• **Input material**:
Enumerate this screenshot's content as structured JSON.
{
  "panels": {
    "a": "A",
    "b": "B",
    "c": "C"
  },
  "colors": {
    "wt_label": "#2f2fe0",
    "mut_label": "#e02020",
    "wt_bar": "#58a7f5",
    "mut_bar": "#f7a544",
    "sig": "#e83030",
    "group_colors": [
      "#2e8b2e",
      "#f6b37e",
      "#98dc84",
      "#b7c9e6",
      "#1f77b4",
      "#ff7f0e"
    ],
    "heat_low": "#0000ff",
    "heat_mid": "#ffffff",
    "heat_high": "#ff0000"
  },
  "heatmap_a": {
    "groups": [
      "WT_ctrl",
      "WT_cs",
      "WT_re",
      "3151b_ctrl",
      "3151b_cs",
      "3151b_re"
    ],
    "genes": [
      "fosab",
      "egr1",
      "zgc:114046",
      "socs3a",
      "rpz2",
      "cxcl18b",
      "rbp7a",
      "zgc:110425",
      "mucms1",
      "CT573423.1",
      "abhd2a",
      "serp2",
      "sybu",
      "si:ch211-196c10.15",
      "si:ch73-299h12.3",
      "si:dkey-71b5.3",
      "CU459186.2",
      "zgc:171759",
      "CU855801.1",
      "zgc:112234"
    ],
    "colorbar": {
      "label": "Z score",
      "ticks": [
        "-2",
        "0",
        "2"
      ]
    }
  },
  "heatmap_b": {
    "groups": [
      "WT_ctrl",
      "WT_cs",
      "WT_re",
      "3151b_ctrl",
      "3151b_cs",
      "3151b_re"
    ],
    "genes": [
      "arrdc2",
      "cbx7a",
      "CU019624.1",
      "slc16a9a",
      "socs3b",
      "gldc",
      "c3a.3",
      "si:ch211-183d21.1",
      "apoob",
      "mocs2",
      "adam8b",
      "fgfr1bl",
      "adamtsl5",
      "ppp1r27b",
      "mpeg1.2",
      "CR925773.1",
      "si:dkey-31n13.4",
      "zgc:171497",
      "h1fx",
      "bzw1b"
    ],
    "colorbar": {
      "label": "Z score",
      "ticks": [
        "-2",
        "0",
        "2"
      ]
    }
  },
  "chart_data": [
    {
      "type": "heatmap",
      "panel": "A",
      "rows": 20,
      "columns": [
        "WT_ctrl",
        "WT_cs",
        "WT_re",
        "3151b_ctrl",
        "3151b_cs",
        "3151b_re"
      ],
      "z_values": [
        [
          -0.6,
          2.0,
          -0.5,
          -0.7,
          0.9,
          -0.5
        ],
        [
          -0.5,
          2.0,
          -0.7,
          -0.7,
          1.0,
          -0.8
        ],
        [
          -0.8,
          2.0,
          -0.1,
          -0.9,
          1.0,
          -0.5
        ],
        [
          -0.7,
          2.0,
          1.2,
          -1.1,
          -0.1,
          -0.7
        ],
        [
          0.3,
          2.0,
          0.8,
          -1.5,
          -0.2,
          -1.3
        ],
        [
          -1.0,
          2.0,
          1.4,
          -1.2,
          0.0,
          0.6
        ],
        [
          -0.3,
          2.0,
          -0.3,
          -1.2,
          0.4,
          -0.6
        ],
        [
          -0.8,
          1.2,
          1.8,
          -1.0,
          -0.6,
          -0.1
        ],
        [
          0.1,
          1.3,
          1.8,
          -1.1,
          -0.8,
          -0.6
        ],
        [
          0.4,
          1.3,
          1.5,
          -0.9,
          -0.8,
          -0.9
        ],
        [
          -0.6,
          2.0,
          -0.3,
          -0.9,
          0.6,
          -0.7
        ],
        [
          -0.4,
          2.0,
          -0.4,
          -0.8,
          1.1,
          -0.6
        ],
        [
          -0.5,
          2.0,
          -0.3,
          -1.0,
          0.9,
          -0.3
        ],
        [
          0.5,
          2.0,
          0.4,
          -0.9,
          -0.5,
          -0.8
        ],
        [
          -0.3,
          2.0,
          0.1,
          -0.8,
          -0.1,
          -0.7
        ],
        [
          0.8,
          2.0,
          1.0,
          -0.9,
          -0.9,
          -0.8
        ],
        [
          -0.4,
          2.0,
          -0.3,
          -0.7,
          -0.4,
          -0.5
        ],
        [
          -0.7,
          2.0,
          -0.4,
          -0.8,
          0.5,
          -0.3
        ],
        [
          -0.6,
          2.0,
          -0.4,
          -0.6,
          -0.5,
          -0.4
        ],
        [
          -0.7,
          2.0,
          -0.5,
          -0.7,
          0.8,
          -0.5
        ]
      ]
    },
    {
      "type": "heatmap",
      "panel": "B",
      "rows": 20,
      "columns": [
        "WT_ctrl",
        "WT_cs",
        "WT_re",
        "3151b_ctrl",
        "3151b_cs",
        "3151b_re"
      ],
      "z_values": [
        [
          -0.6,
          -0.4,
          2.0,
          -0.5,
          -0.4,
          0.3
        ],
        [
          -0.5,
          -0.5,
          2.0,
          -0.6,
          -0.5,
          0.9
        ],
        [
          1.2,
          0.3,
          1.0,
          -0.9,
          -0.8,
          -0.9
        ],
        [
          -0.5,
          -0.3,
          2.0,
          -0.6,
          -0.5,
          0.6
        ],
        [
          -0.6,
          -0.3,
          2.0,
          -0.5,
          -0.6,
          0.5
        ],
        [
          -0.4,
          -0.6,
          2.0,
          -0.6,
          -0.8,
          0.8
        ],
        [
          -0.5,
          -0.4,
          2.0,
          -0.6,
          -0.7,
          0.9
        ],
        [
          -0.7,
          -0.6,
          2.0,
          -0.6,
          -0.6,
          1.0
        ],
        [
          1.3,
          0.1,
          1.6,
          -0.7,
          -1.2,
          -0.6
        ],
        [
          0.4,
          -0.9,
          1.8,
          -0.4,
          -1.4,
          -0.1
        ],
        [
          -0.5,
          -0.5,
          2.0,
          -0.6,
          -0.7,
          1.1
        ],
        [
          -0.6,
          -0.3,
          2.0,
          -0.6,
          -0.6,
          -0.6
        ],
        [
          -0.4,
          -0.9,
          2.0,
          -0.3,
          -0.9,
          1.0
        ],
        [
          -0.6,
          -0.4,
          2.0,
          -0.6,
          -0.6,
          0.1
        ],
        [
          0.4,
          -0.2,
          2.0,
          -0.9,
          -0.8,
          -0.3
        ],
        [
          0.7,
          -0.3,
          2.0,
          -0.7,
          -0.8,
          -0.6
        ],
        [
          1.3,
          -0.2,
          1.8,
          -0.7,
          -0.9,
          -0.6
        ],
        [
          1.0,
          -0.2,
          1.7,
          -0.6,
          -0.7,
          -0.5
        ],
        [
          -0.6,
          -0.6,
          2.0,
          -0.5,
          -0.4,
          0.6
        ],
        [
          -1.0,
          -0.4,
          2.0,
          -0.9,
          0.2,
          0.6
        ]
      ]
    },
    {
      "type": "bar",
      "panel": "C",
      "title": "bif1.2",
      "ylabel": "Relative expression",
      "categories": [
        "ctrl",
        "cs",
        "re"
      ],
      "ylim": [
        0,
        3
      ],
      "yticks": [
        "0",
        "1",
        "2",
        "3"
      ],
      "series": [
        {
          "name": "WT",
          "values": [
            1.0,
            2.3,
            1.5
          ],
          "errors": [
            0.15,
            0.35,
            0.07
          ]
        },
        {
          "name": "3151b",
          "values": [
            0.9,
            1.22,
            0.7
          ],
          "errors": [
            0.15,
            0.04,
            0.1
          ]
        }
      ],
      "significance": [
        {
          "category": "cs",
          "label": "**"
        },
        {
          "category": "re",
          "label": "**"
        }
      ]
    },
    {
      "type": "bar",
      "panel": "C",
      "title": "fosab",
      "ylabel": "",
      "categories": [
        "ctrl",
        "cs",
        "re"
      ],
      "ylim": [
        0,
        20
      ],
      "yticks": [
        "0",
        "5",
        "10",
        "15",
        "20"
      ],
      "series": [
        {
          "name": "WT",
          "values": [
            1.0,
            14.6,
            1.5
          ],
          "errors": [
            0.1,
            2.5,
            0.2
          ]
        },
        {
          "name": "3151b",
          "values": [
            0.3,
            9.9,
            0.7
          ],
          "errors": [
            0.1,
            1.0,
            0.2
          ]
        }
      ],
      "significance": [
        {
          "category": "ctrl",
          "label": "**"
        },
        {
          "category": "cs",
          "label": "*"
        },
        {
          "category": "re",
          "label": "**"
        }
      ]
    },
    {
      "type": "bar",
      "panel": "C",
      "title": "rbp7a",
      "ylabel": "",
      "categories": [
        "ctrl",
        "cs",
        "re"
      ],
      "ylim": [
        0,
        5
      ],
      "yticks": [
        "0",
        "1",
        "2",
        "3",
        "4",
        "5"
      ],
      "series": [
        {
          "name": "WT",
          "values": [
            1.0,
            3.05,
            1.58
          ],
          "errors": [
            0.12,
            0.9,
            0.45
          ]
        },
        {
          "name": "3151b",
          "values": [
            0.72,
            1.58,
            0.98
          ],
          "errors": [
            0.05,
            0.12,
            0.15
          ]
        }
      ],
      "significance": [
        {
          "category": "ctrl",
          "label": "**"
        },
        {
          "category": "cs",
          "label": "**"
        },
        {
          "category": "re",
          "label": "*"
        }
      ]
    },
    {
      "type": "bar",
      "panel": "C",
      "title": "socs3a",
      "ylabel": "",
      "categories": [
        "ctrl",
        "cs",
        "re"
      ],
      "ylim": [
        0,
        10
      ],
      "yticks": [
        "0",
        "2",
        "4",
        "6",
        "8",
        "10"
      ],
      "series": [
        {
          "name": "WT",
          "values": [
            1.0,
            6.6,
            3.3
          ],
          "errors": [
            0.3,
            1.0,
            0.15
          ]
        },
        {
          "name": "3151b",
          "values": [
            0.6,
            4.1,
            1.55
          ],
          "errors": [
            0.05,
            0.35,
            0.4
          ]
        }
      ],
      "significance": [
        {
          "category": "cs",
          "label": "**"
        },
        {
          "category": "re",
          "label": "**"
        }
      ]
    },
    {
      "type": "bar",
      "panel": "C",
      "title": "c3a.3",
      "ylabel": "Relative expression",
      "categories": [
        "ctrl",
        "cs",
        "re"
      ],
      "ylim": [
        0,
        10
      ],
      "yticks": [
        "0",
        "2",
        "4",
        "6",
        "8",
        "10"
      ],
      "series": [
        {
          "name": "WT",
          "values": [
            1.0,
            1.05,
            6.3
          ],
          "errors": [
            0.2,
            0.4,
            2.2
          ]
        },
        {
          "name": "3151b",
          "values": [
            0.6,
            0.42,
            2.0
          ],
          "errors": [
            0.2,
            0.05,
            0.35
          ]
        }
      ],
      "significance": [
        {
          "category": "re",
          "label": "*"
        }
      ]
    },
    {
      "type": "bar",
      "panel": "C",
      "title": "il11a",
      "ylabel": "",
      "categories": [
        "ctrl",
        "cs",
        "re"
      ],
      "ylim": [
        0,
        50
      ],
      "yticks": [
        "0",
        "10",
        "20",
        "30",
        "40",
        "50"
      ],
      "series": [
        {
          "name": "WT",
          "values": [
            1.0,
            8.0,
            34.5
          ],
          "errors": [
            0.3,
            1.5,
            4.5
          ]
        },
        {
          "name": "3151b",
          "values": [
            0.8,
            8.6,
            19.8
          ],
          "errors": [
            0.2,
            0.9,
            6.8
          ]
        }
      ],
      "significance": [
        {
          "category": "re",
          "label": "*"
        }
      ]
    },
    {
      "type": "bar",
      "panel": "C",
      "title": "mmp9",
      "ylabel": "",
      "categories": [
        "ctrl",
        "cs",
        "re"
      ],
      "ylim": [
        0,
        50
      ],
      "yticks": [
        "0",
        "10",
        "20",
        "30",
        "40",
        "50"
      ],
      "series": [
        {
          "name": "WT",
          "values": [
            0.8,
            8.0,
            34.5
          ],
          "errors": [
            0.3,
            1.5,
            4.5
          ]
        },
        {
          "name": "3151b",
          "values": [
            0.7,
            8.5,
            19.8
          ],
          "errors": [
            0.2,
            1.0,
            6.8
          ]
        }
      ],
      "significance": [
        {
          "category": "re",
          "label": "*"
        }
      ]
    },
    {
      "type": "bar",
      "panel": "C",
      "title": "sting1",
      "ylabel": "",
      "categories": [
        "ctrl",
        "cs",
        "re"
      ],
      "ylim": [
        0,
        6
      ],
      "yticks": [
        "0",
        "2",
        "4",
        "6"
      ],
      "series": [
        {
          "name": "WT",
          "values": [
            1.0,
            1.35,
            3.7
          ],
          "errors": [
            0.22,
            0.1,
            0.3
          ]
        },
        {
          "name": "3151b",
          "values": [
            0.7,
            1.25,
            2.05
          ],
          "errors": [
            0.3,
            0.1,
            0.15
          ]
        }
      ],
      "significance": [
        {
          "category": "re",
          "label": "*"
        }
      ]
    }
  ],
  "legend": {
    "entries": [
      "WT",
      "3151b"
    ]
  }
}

• **What to work on**: Please copy out each line of the material that contains the string "title".

• **Task answer**:
      "title": "bif1.2",
      "title": "fosab",
      "title": "rbp7a",
      "title": "socs3a",
      "title": "c3a.3",
      "title": "il11a",
      "title": "mmp9",
      "title": "sting1",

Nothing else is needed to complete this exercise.